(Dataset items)
* BEGIN *

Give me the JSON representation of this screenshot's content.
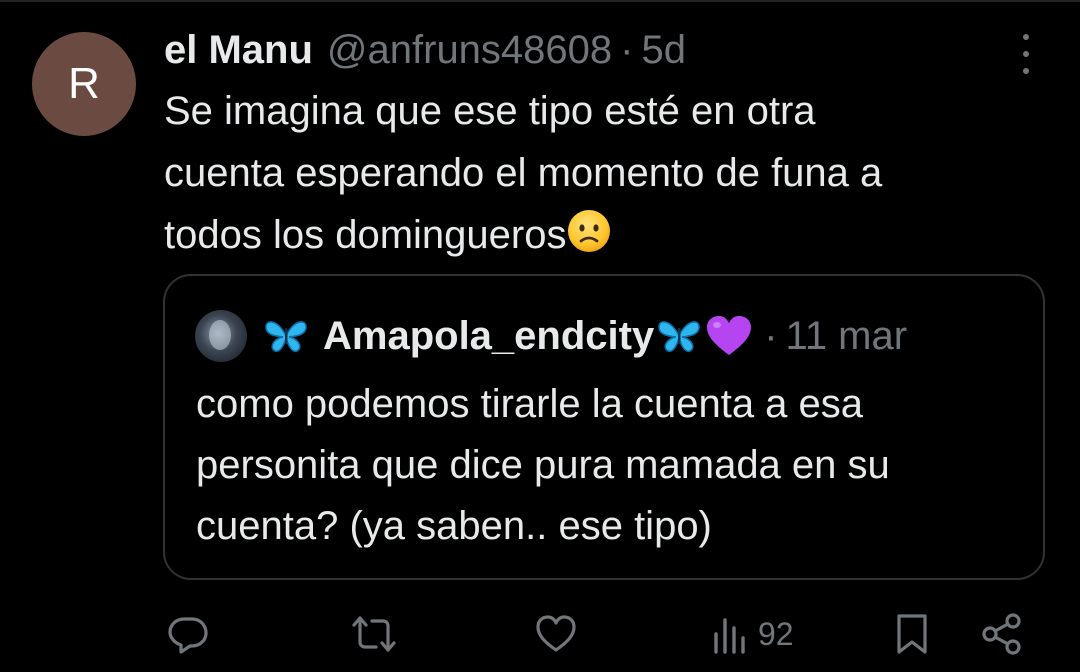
{
  "tweet": {
    "avatar_letter": "R",
    "display_name": "el Manu",
    "handle": "@anfruns48608",
    "separator": "·",
    "time": "5d",
    "text_lines": [
      "Se imagina que ese tipo esté en otra",
      "cuenta esperando el momento de funa a",
      "todos los domingueros"
    ],
    "emoji": "worried-face-emoji"
  },
  "quote": {
    "display_name": "Amapola_endcity",
    "name_decorations": [
      "blue-butterfly-emoji",
      "blue-butterfly-emoji",
      "purple-heart-emoji"
    ],
    "separator": "·",
    "time": "11 mar",
    "text_lines": [
      "como podemos tirarle la cuenta a esa",
      "personita que dice pura mamada en su",
      "cuenta? (ya saben.. ese tipo)"
    ]
  },
  "actions": {
    "reply_icon": "reply-icon",
    "retweet_icon": "retweet-icon",
    "like_icon": "like-icon",
    "views_icon": "views-icon",
    "views_count": "92",
    "bookmark_icon": "bookmark-icon",
    "share_icon": "share-icon"
  },
  "colors": {
    "background": "#000000",
    "text_primary": "#e7e9ea",
    "text_secondary": "#71767b",
    "border": "#2f3336",
    "avatar_bg": "#6b4a41"
  }
}
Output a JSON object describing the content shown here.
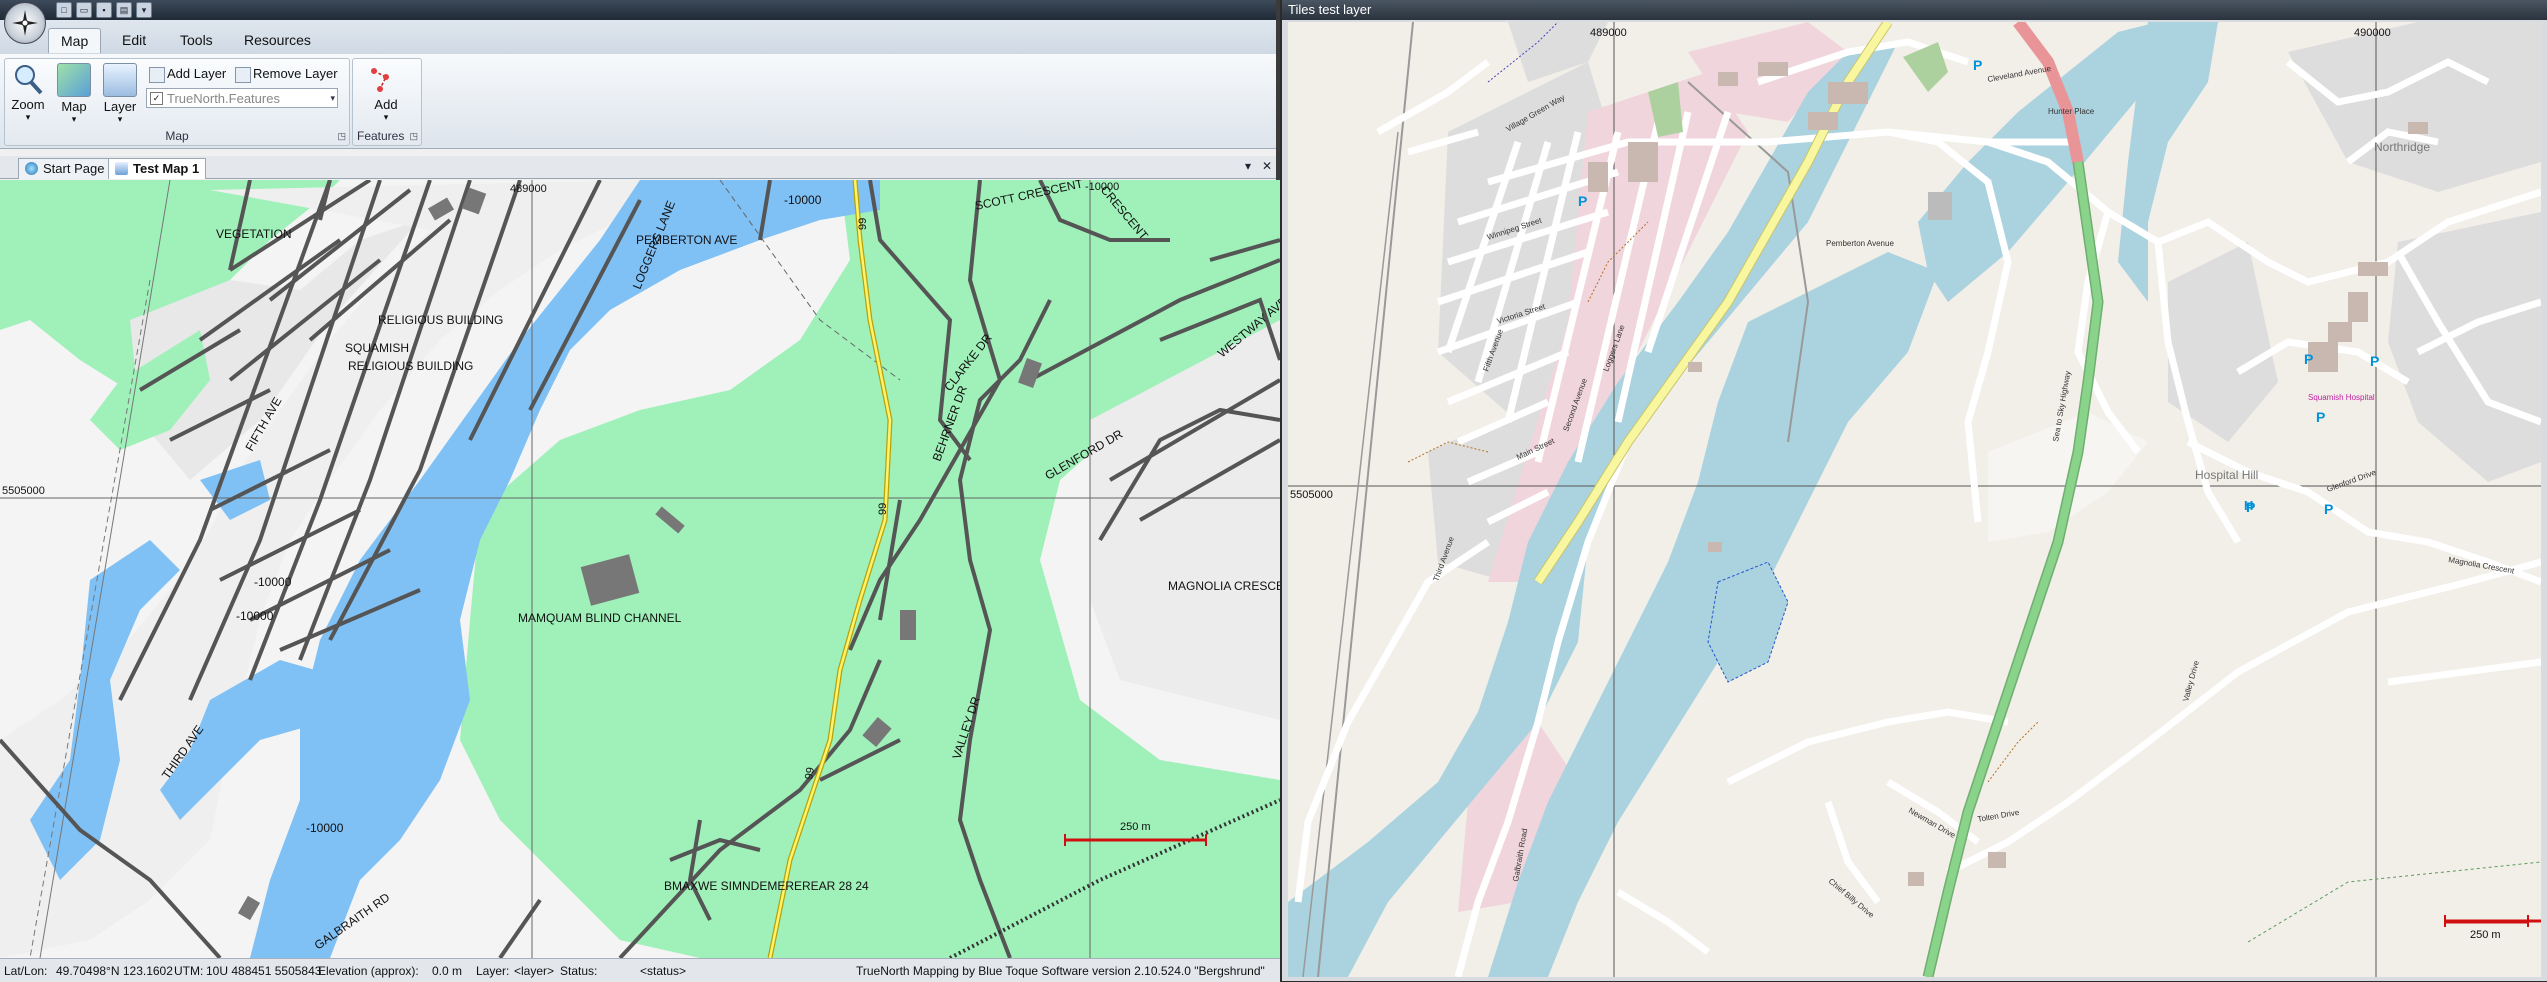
{
  "left_window": {
    "ribbon_tabs": [
      "Map",
      "Edit",
      "Tools",
      "Resources"
    ],
    "map_group": {
      "zoom_label": "Zoom",
      "map_label": "Map",
      "layer_label": "Layer",
      "add_layer_label": "Add Layer",
      "remove_layer_label": "Remove Layer",
      "layer_combo_value": "TrueNorth.Features",
      "group_label": "Map"
    },
    "features_group": {
      "add_label": "Add",
      "group_label": "Features"
    },
    "doc_tabs": [
      "Start Page",
      "Test Map 1"
    ],
    "map": {
      "labels": {
        "vegetation": "VEGETATION",
        "religious_building_1": "RELIGIOUS BUILDING",
        "squamish": "SQUAMISH",
        "religious_building_2": "RELIGIOUS BUILDING",
        "pemberton_ave": "PEMBERTON AVE",
        "loggers_lane": "LOGGERS LANE",
        "scott_crescent": "SCOTT CRESCENT",
        "crescent": "CRESCENT",
        "clarke": "CLARKE DR",
        "behrner": "BEHRNER DR",
        "glenford": "GLENFORD DR",
        "westway": "WESTWAY AVE",
        "magnolia": "MAGNOLIA CRESCE",
        "mamquam": "MAMQUAM BLIND CHANNEL",
        "valley": "VALLEY DR",
        "fifth_ave": "FIFTH AVE",
        "third_ave": "THIRD AVE",
        "galbraith": "GALBRAITH RD",
        "highway_99": "99",
        "bottom_overlap": "BMAXWE SIMNDEMEREREAR 28 24",
        "depth_1": "-10000",
        "depth_2": "-10000",
        "depth_3": "-10000",
        "depth_4": "-10000",
        "depth_5": "-10000",
        "grid_x": "489000",
        "grid_y": "5505000",
        "grid_x2": "490000",
        "scale": "250 m"
      }
    },
    "status": {
      "latlon_label": "Lat/Lon:",
      "latlon_value": "49.70498°N 123.1602",
      "utm_label": "UTM:",
      "utm_value": "10U 488451 5505843",
      "elev_label": "Elevation (approx):",
      "elev_value": "0.0 m",
      "layer_label": "Layer:",
      "layer_value": "<layer>",
      "status_label": "Status:",
      "status_value": "<status>",
      "version": "TrueNorth Mapping by Blue Toque Software version 2.10.524.0 \"Bergshrund\""
    }
  },
  "right_window": {
    "title": "Tiles test layer",
    "map": {
      "grid_x1": "489000",
      "grid_x2": "490000",
      "grid_y": "5505000",
      "scale": "250 m",
      "labels": {
        "northridge": "Northridge",
        "hospital_hill": "Hospital Hill",
        "hospital": "Squamish Hospital",
        "pemberton_ave": "Pemberton Avenue",
        "winnipeg": "Winnipeg Street",
        "victoria": "Victoria Street",
        "main": "Main Street",
        "second": "Second Avenue",
        "third": "Third Avenue",
        "fifth": "Fifth Avenue",
        "loggers": "Loggers Lane",
        "cleveland": "Cleveland Avenue",
        "hunter": "Hunter Place",
        "highway": "Sea to Sky Highway",
        "valley": "Valley Drive",
        "galbraith": "Galbraith Road",
        "newman": "Newman Drive",
        "tolten": "Tolten Drive",
        "chief_billy": "Chief Billy Drive",
        "magnolia": "Magnolia Crescent",
        "glenford": "Glenford Drive",
        "village_green": "Village Green Way",
        "parking": "P",
        "helipad": "H"
      }
    }
  },
  "colors": {
    "vegetation": "#9ff0b9",
    "water": "#7fc0f5",
    "osm_water": "#aad3df",
    "osm_land": "#f2efe9",
    "osm_commercial": "#f1d5dc",
    "osm_highway": "#8ad38a",
    "osm_primary": "#f8f79f",
    "osm_trunk": "#e99597",
    "scale": "#d01010"
  }
}
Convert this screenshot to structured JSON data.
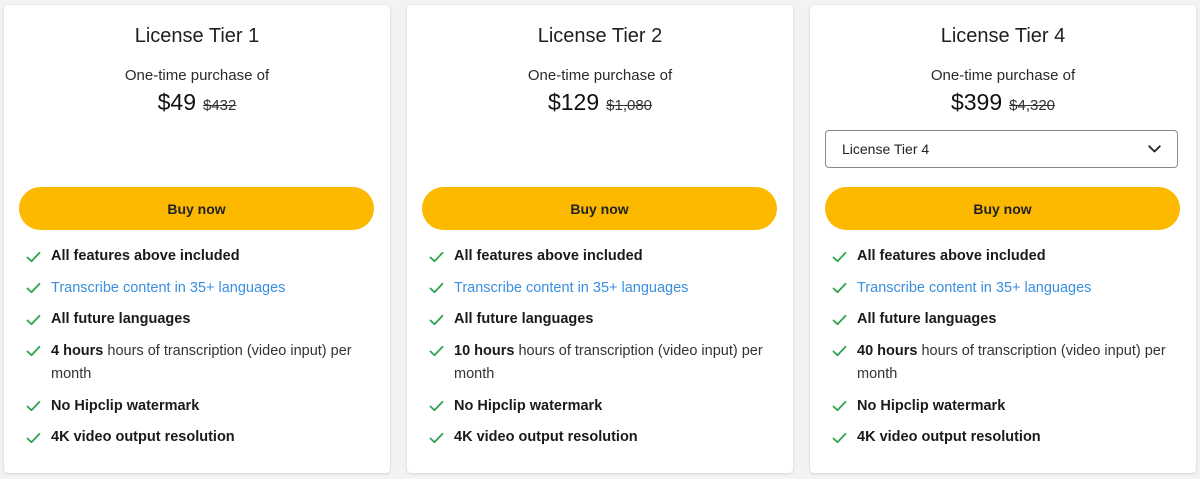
{
  "colors": {
    "buy_button": "#fcb900",
    "check": "#2ea44f",
    "link": "#3a8fe0",
    "card_bg": "#ffffff",
    "page_bg": "#f3f3f3"
  },
  "cards": [
    {
      "title": "License Tier 1",
      "subtitle": "One-time purchase of",
      "price": "$49",
      "old_price": "$432",
      "buy_label": "Buy now",
      "features": {
        "f1": "All features above included",
        "f2": "Transcribe content in 35+ languages",
        "f3": "All future languages",
        "f4_bold": "4 hours",
        "f4_rest": " hours of transcription (video input) per month",
        "f5": "No Hipclip watermark",
        "f6": "4K video output resolution"
      }
    },
    {
      "title": "License Tier 2",
      "subtitle": "One-time purchase of",
      "price": "$129",
      "old_price": "$1,080",
      "buy_label": "Buy now",
      "features": {
        "f1": "All features above included",
        "f2": "Transcribe content in 35+ languages",
        "f3": "All future languages",
        "f4_bold": "10 hours",
        "f4_rest": " hours of transcription (video input) per month",
        "f5": "No Hipclip watermark",
        "f6": "4K video output resolution"
      }
    },
    {
      "title": "License Tier 4",
      "subtitle": "One-time purchase of",
      "price": "$399",
      "old_price": "$4,320",
      "select_value": "License Tier 4",
      "buy_label": "Buy now",
      "features": {
        "f1": "All features above included",
        "f2": "Transcribe content in 35+ languages",
        "f3": "All future languages",
        "f4_bold": "40 hours",
        "f4_rest": " hours of transcription (video input) per month",
        "f5": "No Hipclip watermark",
        "f6": "4K video output resolution"
      }
    }
  ]
}
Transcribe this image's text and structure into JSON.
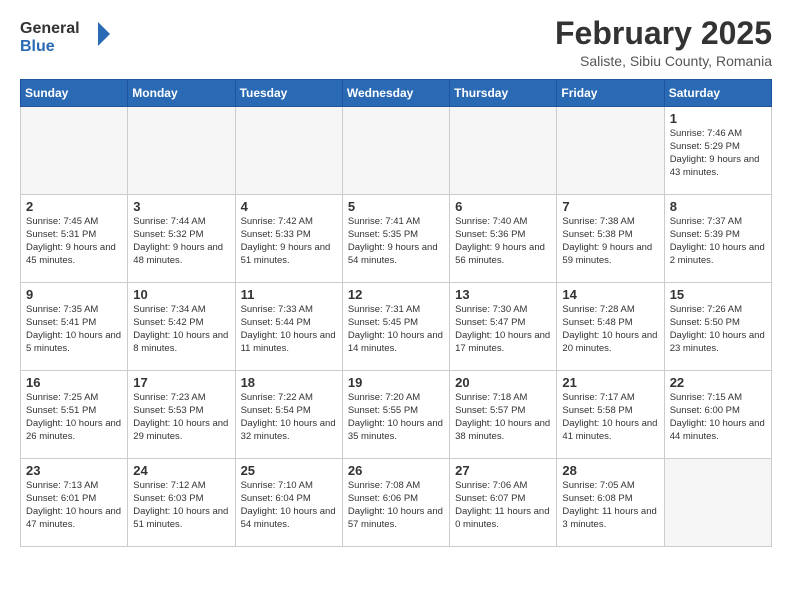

* END *

*WHAT NEEDS TO BE DONE*
Filter the records above and return every line that holds the word "vegetation".

*COMPLETE ANSWER*
        "vegetation": "VEGETATION",
    "vegetation": "#9ff0b9",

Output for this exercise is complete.